*** Data listing
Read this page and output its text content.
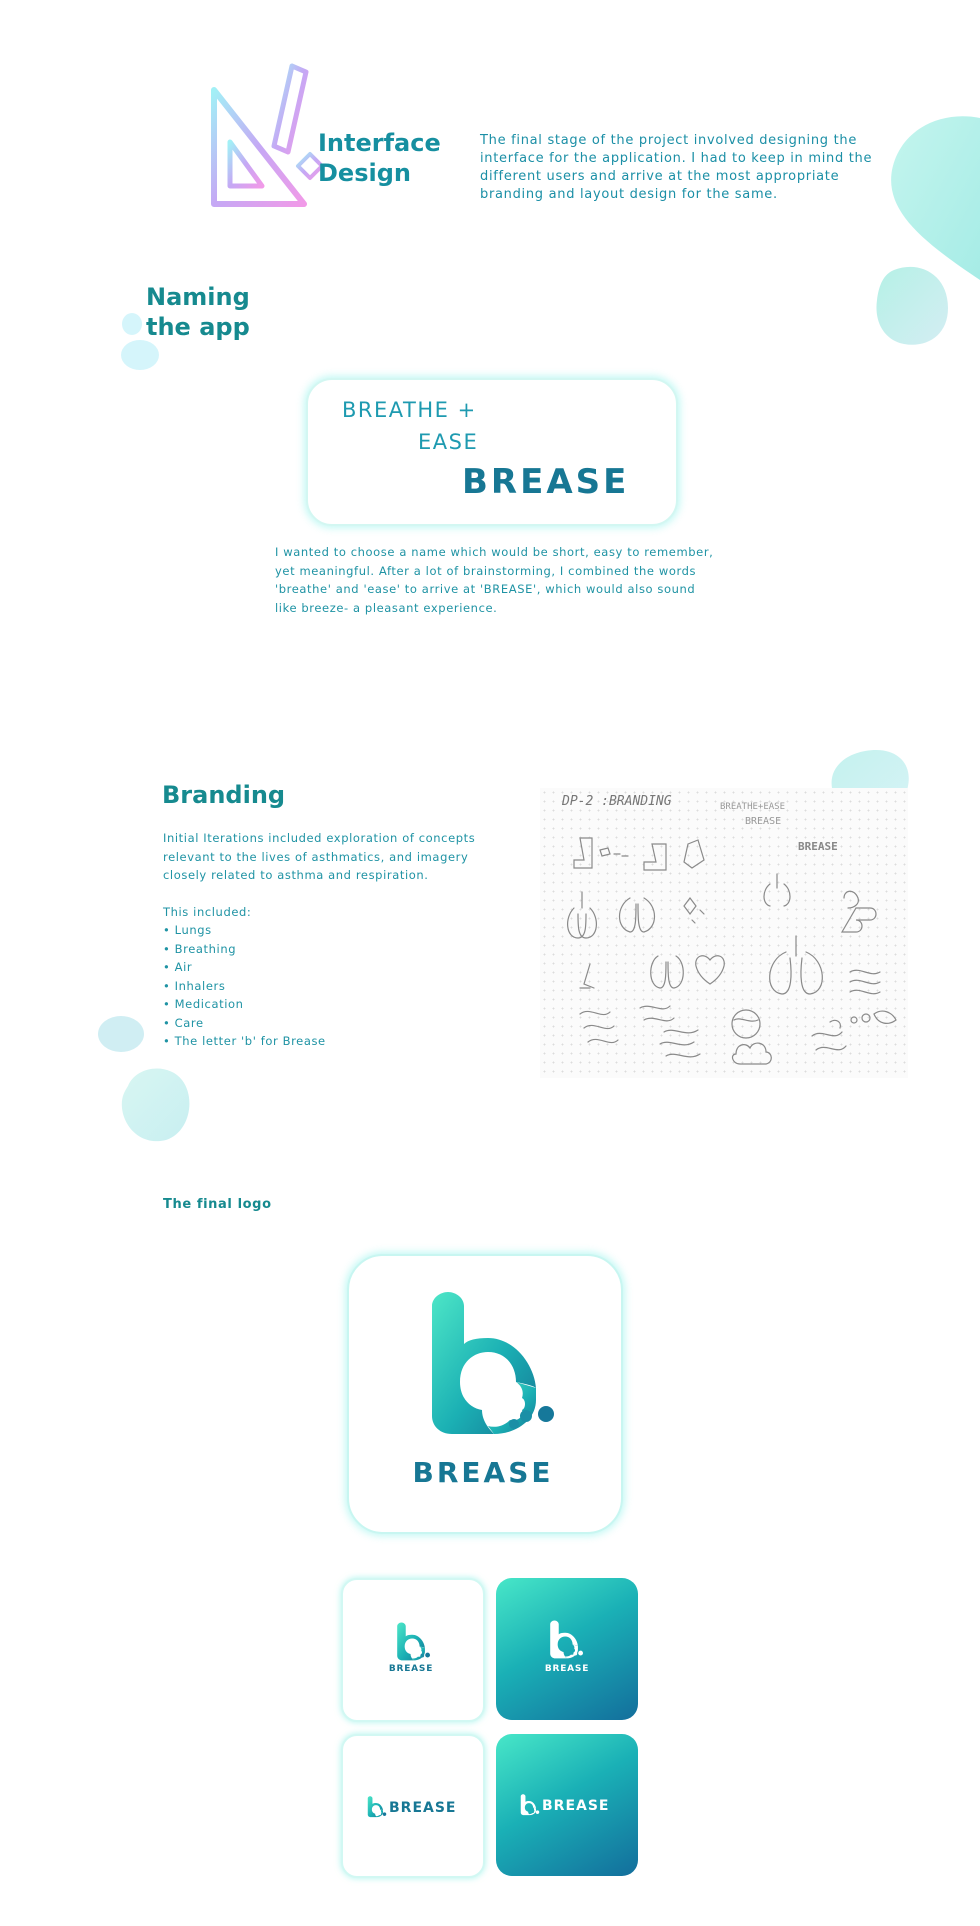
Interface
Design
The final stage of the project involved designing the interface for the application. I had to keep in mind the different users and arrive at the most appropriate branding and layout design for the same.
Naming
the app
BREATHE +
EASE
BREASE
I wanted to choose a name which would be short, easy to remember, yet meaningful. After a lot of brainstorming, I combined the words 'breathe' and 'ease' to arrive at 'BREASE', which would also sound like breeze- a pleasant experience.
Branding
Initial Iterations included exploration of concepts relevant to the lives of asthmatics, and imagery closely related to asthma and respiration.
This included:
• Lungs
• Breathing
• Air
• Inhalers
• Medication
• Care
• The letter 'b' for Brease
DP-2 :BRANDING	BREATHE+EASE
BREASE
BREASE
The final logo
BREASE
BREASE	BREASE
BREASE	BREASE
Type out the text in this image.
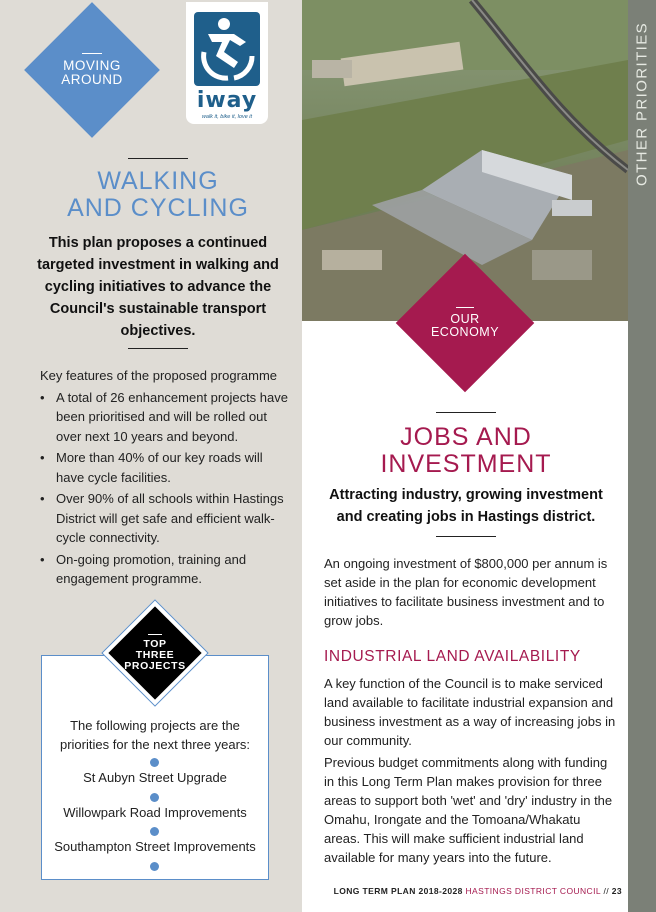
MOVING
AROUND
iway
walk it, bike it, love it
WALKING
AND CYCLING
This plan proposes a continued targeted investment in walking and cycling initiatives to advance the Council's sustainable transport objectives.
Key features of the proposed programme
• A total of 26 enhancement projects have been prioritised and will be rolled out over next 10 years and beyond.
• More than 40% of our key roads will have cycle facilities.
• Over 90% of all schools within Hastings District will get safe and efficient walk-cycle connectivity.
• On-going promotion, training and engagement programme.
The following projects are the priorities for the next three years:
St Aubyn Street Upgrade
Willowpark Road Improvements
Southampton Street Improvements
TOP
THREE
PROJECTS
OTHER PRIORITIES
OUR
ECONOMY
JOBS AND
INVESTMENT
Attracting industry, growing investment and creating jobs in Hastings district.
An ongoing investment of $800,000 per annum is set aside in the plan for economic development initiatives to facilitate business investment and to grow jobs.
INDUSTRIAL LAND AVAILABILITY
A key function of the Council is to make serviced land available to facilitate industrial expansion and business investment as a way of increasing jobs in our community.
Previous budget commitments along with funding in this Long Term Plan makes provision for three areas to support both 'wet' and 'dry' industry in the Omahu, Irongate and the Tomoana/Whakatu areas. This will make sufficient industrial land available for many years into the future.
LONG TERM PLAN 2018-2028 HASTINGS DISTRICT COUNCIL // 23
******
Nothing but the pictures may be dropped; output the records above exactly.

Read this page and output its text content.
Interface
Design
The final stage of the project involved designing the interface for the application. I had to keep in mind the different users and arrive at the most appropriate branding and layout design for the same.
Naming
the app
BREATHE +
EASE
BREASE
I wanted to choose a name which would be short, easy to remember, yet meaningful. After a lot of brainstorming, I combined the words 'breathe' and 'ease' to arrive at 'BREASE', which would also sound like breeze- a pleasant experience.
Branding
Initial Iterations included exploration of concepts relevant to the lives of asthmatics, and imagery closely related to asthma and respiration.
This included:
• Lungs
• Breathing
• Air
• Inhalers
• Medication
• Care
• The letter 'b' for Brease
DP-2 :BRANDING	BREATHE+EASE
BREASE
BREASE
The final logo
BREASE
BREASE	BREASE
BREASE	BREASE
Type out the text in this image.
MOVING
AROUND
iway
walk it, bike it, love it
WALKING
AND CYCLING
This plan proposes a continued targeted investment in walking and cycling initiatives to advance the Council's sustainable transport objectives.
Key features of the proposed programme
• A total of 26 enhancement projects have been prioritised and will be rolled out over next 10 years and beyond.
• More than 40% of our key roads will have cycle facilities.
• Over 90% of all schools within Hastings District will get safe and efficient walk-cycle connectivity.
• On-going promotion, training and engagement programme.
The following projects are the priorities for the next three years:
St Aubyn Street Upgrade
Willowpark Road Improvements
Southampton Street Improvements
TOP
THREE
PROJECTS
OTHER PRIORITIES
OUR
ECONOMY
JOBS AND
INVESTMENT
Attracting industry, growing investment and creating jobs in Hastings district.
An ongoing investment of $800,000 per annum is set aside in the plan for economic development initiatives to facilitate business investment and to grow jobs.
INDUSTRIAL LAND AVAILABILITY
A key function of the Council is to make serviced land available to facilitate industrial expansion and business investment as a way of increasing jobs in our community.
Previous budget commitments along with funding in this Long Term Plan makes provision for three areas to support both 'wet' and 'dry' industry in the Omahu, Irongate and the Tomoana/Whakatu areas. This will make sufficient industrial land available for many years into the future.
LONG TERM PLAN 2018-2028 HASTINGS DISTRICT COUNCIL // 23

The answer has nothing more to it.